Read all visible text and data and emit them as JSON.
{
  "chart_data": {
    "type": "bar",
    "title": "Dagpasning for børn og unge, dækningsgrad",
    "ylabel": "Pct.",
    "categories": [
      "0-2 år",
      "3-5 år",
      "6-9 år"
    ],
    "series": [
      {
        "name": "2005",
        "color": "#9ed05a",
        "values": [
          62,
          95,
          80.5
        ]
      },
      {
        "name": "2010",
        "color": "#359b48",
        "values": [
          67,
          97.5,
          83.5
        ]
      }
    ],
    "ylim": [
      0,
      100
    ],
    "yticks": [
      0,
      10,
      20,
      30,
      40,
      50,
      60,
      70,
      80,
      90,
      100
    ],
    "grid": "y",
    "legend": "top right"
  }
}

* **Exercise task**: Type out the material again exactly as presented.

* **Response for this exercise**:
Read all visible text and data and emit them as JSON.
{
  "chart_data": {
    "type": "bar",
    "title": "Dagpasning for børn og unge, dækningsgrad",
    "ylabel": "Pct.",
    "categories": [
      "0-2 år",
      "3-5 år",
      "6-9 år"
    ],
    "series": [
      {
        "name": "2005",
        "color": "#9ed05a",
        "values": [
          62,
          95,
          80.5
        ]
      },
      {
        "name": "2010",
        "color": "#359b48",
        "values": [
          67,
          97.5,
          83.5
        ]
      }
    ],
    "ylim": [
      0,
      100
    ],
    "yticks": [
      0,
      10,
      20,
      30,
      40,
      50,
      60,
      70,
      80,
      90,
      100
    ],
    "grid": "y",
    "legend": "top right"
  }
}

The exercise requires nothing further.